• _Problem requirements_
Report every line below that holds the word "тушки".

• _Records supplied_

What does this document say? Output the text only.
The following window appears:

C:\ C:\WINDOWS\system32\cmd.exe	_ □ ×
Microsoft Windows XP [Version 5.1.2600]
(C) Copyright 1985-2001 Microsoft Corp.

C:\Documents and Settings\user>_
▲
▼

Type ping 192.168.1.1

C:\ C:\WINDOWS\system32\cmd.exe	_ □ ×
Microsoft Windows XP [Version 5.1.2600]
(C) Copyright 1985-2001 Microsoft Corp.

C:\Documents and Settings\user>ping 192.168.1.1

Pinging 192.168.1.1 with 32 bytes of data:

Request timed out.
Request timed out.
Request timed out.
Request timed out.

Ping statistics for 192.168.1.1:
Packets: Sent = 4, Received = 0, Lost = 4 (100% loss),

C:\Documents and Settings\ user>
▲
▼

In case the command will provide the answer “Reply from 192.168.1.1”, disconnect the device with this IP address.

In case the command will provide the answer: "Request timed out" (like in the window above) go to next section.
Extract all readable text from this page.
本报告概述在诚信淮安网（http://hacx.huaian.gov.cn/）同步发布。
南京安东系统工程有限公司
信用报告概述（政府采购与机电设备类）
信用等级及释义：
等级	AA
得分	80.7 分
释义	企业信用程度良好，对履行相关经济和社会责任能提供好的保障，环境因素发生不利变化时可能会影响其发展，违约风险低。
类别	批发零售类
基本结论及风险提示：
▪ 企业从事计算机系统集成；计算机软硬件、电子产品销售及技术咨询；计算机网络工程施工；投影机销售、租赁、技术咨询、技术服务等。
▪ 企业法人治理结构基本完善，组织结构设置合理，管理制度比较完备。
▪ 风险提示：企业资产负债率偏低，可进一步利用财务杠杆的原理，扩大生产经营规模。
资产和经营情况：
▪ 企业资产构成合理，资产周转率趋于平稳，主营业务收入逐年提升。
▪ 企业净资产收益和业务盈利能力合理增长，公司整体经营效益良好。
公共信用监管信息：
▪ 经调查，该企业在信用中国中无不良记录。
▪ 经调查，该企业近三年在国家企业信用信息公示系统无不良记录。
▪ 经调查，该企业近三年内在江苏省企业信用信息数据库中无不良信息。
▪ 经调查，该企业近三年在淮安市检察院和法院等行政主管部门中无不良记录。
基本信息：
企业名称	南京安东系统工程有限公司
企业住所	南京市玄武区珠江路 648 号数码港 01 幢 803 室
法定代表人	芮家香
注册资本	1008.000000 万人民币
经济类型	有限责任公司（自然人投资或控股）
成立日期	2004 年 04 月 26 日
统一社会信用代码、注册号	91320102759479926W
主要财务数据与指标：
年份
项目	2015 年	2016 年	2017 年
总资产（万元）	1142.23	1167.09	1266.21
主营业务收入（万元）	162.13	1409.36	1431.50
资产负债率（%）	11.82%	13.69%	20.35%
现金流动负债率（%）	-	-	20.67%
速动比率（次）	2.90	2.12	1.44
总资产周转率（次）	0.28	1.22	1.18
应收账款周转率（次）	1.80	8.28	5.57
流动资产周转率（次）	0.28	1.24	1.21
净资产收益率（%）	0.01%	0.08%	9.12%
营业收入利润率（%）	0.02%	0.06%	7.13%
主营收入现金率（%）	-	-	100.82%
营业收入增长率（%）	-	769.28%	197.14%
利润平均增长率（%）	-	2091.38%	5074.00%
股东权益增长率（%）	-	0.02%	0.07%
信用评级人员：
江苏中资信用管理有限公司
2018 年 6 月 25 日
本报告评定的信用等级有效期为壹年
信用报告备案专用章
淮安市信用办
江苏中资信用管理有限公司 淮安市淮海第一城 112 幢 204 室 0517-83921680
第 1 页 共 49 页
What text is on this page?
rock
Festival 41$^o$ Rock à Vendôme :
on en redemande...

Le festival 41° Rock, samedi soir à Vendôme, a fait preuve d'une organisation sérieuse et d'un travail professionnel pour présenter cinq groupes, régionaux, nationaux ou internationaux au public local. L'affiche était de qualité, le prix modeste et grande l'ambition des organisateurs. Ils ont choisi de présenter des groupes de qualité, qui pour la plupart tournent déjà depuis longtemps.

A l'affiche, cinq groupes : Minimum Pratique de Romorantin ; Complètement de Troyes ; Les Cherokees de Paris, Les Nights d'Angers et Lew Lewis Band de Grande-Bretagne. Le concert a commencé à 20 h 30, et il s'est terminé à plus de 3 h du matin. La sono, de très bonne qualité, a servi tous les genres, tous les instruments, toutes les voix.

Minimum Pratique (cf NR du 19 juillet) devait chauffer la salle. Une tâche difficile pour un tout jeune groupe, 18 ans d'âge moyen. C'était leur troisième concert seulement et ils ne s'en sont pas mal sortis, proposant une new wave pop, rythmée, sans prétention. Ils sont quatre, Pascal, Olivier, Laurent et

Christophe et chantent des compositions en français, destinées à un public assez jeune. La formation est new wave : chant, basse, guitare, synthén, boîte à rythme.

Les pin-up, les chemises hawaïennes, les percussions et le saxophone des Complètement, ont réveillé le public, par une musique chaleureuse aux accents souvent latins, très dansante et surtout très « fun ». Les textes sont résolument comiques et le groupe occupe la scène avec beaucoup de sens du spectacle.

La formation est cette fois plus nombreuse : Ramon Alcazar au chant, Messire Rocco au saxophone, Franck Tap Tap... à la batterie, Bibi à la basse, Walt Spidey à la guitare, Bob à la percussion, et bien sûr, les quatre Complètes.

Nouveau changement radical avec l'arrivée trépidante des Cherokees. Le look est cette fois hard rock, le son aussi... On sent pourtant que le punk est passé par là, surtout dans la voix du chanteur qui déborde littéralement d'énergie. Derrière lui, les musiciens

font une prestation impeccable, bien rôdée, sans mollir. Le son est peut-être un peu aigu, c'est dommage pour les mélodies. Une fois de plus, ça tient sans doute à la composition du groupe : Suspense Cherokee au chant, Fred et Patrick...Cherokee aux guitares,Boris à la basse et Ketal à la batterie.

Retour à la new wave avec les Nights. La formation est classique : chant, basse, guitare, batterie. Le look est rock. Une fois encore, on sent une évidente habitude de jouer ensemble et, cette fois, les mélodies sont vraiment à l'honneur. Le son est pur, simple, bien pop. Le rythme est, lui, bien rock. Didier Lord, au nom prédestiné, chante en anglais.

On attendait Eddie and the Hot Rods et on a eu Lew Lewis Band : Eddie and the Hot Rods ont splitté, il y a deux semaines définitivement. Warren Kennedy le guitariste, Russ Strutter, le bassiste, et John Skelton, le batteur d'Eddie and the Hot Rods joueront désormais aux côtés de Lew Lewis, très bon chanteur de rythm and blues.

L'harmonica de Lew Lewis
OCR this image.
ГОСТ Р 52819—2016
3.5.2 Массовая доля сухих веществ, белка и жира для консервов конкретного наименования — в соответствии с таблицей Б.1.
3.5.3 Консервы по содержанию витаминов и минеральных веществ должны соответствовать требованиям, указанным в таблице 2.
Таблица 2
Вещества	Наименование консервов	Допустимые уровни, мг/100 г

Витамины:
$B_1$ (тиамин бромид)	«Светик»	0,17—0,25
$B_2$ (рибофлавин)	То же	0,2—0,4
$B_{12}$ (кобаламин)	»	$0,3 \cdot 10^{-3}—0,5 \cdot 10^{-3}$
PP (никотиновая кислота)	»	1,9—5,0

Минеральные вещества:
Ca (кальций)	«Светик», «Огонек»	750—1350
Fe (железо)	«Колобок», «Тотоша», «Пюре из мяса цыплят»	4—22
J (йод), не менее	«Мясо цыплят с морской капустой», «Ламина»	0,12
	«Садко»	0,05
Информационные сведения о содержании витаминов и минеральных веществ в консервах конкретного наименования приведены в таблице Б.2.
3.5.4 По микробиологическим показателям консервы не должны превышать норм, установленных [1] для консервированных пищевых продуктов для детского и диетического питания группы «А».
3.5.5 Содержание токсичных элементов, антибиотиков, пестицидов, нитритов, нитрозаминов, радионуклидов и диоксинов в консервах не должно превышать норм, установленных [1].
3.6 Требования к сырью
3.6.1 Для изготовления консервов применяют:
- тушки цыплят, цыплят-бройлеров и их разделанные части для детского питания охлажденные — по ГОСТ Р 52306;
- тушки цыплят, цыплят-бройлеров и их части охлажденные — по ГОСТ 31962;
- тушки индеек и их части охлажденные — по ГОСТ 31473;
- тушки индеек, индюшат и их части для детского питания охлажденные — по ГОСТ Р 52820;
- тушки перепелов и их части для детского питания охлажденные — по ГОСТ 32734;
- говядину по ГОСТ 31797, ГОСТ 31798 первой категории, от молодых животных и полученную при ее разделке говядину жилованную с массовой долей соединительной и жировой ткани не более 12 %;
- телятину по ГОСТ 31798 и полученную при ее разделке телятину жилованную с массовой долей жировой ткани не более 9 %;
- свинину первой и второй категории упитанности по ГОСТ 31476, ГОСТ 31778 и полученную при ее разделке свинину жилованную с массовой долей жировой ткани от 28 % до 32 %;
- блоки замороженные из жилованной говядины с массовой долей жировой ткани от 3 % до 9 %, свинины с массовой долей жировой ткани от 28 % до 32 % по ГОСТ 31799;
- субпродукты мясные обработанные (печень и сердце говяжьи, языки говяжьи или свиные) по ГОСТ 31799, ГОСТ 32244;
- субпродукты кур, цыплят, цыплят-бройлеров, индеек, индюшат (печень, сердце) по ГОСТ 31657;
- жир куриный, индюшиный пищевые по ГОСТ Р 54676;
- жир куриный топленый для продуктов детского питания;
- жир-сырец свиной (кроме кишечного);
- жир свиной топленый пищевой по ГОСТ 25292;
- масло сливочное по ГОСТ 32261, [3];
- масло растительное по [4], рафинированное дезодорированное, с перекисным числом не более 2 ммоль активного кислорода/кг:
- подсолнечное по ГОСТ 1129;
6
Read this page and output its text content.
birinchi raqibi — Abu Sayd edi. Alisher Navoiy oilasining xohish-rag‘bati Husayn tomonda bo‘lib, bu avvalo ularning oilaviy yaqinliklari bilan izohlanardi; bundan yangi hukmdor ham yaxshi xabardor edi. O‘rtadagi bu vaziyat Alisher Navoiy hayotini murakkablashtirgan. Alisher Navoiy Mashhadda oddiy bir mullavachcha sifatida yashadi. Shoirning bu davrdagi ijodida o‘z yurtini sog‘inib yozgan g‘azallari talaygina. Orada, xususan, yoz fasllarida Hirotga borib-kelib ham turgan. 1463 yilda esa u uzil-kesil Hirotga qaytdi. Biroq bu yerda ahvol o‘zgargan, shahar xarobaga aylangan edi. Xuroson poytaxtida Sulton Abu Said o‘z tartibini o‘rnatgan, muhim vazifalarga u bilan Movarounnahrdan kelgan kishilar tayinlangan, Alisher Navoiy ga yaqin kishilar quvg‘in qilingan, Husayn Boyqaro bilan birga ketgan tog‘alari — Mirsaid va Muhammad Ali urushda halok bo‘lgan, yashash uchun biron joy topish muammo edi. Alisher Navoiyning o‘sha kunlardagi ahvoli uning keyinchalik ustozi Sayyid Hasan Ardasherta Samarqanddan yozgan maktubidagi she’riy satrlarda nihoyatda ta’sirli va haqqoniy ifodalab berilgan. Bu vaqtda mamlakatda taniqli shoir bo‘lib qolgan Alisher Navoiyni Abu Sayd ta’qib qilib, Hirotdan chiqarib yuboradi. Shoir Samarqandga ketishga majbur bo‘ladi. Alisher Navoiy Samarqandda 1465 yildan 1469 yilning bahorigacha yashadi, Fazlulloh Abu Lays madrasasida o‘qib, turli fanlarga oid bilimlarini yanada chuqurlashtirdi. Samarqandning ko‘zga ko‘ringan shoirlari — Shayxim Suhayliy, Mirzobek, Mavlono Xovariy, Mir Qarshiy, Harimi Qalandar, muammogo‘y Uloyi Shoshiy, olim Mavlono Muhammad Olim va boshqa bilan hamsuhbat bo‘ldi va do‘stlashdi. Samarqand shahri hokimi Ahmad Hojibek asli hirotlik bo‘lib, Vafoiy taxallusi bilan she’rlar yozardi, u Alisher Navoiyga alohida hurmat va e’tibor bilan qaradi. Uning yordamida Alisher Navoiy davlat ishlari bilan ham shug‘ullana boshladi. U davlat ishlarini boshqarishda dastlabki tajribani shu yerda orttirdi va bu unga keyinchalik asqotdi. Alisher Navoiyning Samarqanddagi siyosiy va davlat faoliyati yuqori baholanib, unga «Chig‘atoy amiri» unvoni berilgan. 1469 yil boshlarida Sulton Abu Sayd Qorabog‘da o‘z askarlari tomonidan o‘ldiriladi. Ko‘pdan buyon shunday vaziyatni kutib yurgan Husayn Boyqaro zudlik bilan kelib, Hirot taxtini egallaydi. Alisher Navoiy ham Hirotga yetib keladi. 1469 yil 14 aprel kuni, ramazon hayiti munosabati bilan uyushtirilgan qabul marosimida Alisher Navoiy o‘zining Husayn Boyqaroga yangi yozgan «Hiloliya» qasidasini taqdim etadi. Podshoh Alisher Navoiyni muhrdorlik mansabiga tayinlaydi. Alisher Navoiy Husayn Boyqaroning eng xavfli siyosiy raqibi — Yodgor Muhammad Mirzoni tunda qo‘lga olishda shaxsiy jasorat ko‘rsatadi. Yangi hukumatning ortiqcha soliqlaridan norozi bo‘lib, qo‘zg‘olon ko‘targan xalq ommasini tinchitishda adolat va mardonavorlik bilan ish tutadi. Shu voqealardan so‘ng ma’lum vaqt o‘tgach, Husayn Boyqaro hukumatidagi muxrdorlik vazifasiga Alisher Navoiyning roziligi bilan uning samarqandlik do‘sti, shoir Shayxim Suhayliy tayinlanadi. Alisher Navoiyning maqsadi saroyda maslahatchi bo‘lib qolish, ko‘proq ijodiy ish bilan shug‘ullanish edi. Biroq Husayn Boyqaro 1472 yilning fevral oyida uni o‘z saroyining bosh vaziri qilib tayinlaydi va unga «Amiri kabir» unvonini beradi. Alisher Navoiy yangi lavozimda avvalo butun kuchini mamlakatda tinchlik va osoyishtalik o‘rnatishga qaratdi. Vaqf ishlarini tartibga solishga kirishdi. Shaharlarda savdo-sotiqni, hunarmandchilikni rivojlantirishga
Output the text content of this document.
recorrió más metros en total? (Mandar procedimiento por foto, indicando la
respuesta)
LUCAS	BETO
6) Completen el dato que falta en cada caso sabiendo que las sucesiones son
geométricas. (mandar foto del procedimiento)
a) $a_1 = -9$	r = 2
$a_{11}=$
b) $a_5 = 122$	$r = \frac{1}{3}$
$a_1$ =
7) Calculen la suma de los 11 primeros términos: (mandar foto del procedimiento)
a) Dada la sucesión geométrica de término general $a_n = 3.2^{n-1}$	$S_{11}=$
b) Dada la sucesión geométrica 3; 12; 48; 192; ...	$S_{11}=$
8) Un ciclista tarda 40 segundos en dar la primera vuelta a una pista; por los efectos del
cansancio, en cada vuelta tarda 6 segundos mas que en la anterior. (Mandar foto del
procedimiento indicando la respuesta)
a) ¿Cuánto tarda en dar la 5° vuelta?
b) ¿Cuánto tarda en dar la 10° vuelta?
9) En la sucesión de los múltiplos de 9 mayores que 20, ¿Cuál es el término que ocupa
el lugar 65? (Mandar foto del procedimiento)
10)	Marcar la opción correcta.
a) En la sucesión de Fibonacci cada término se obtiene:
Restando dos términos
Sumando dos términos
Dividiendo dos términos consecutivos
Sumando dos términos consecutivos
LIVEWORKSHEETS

• _Exercise answer_
- тушки цыплят, цыплят-бройлеров и их разделанные части для детского питания охлажденные — по ГОСТ Р 52306;
- тушки цыплят, цыплят-бройлеров и их части охлажденные — по ГОСТ 31962;
- тушки индеек и их части охлажденные — по ГОСТ 31473;
- тушки индеек, индюшат и их части для детского питания охлажденные — по ГОСТ Р 52820;
- тушки перепелов и их части для детского питания охлажденные — по ГОСТ 32734;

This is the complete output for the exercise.